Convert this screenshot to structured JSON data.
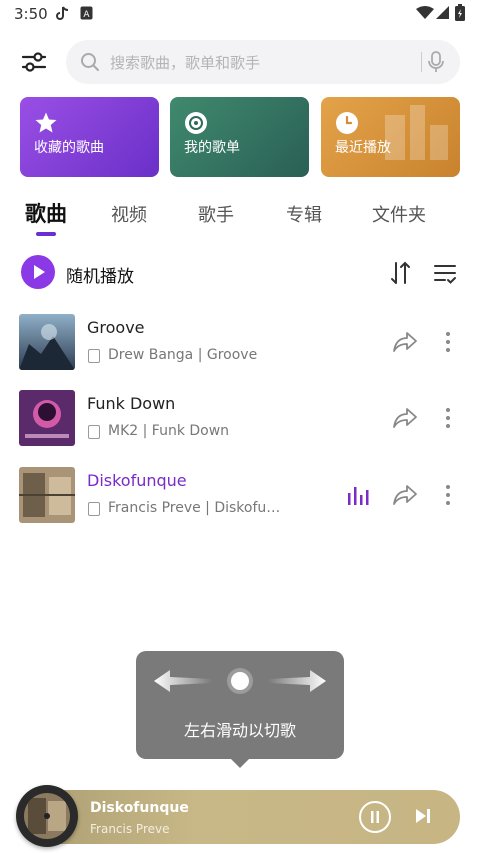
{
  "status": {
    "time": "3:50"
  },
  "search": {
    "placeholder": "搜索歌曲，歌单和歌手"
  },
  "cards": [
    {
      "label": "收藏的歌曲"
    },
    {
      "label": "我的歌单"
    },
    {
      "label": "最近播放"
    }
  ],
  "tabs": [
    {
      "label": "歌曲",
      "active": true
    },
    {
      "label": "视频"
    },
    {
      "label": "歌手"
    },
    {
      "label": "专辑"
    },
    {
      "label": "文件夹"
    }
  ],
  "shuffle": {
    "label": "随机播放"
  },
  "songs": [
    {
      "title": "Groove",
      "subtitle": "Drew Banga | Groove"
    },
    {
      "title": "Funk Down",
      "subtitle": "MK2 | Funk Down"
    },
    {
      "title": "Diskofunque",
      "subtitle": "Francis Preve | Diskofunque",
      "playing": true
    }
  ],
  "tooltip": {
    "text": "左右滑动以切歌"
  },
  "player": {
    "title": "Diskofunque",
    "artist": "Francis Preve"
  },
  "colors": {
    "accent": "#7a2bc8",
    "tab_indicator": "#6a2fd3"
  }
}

--

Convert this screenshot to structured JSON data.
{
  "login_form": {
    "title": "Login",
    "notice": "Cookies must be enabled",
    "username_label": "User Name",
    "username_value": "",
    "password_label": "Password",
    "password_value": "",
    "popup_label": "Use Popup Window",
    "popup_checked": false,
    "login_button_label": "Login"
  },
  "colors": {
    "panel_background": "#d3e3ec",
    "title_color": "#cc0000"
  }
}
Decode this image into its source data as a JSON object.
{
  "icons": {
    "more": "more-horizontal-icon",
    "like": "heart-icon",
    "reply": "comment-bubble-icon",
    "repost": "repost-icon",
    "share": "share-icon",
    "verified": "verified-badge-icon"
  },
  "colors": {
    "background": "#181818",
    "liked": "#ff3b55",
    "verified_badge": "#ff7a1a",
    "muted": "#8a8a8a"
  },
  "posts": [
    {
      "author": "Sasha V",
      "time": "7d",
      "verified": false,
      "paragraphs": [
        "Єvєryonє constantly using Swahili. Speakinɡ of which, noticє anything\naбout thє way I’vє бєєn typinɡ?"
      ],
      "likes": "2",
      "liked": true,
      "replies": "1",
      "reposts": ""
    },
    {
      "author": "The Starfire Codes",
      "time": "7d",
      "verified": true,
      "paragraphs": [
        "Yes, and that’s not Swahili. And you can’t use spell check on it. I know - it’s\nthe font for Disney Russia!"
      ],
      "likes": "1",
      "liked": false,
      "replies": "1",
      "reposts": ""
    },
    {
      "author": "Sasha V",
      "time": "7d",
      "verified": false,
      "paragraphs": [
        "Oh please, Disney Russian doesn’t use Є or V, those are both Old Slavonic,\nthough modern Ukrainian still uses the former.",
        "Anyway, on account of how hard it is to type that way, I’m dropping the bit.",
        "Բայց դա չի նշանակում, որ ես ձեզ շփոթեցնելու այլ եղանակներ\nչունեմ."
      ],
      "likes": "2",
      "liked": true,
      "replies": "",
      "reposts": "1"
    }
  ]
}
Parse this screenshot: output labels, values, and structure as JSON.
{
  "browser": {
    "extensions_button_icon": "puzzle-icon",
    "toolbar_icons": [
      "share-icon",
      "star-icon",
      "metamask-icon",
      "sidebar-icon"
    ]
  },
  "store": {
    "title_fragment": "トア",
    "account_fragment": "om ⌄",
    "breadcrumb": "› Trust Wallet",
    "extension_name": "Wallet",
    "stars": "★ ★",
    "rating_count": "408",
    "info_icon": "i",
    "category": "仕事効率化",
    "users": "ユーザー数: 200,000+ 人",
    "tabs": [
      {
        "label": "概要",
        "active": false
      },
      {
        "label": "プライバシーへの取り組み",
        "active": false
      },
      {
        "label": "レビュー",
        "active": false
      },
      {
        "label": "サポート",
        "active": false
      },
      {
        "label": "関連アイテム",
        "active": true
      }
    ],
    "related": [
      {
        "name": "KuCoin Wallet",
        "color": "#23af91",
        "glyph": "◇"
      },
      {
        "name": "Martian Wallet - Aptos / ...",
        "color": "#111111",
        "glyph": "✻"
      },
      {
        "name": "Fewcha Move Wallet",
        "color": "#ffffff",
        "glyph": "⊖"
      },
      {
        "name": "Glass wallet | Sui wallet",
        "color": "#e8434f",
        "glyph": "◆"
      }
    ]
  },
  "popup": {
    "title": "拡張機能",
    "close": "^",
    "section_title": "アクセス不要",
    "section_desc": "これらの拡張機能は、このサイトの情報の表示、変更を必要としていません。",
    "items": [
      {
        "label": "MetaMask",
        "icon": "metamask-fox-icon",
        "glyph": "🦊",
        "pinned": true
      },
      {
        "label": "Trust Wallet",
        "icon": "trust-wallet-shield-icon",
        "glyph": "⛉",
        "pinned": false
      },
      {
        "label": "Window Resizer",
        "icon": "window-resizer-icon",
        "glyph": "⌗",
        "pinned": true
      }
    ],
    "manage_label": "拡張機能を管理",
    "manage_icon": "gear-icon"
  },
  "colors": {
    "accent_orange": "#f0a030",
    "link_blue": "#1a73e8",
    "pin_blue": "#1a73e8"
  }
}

==

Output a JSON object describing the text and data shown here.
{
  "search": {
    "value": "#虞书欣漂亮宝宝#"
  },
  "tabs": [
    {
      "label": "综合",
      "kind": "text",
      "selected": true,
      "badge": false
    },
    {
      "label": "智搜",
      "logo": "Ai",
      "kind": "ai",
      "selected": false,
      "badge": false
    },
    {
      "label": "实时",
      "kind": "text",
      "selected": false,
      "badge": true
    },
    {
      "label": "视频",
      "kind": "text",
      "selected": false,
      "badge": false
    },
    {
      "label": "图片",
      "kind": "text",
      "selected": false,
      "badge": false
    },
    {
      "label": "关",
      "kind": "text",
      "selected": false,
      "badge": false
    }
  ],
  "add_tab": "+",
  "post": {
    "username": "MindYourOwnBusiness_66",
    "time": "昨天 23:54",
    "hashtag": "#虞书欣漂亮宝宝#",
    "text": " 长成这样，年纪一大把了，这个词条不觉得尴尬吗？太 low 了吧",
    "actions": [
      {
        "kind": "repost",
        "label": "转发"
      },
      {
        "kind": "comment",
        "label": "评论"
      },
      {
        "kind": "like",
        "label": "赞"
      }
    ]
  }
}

• _DIRECTION_
Of the lines in the listing above, how many hold the string "data"? Reply with the number only.

• _TASK ANSWER_
4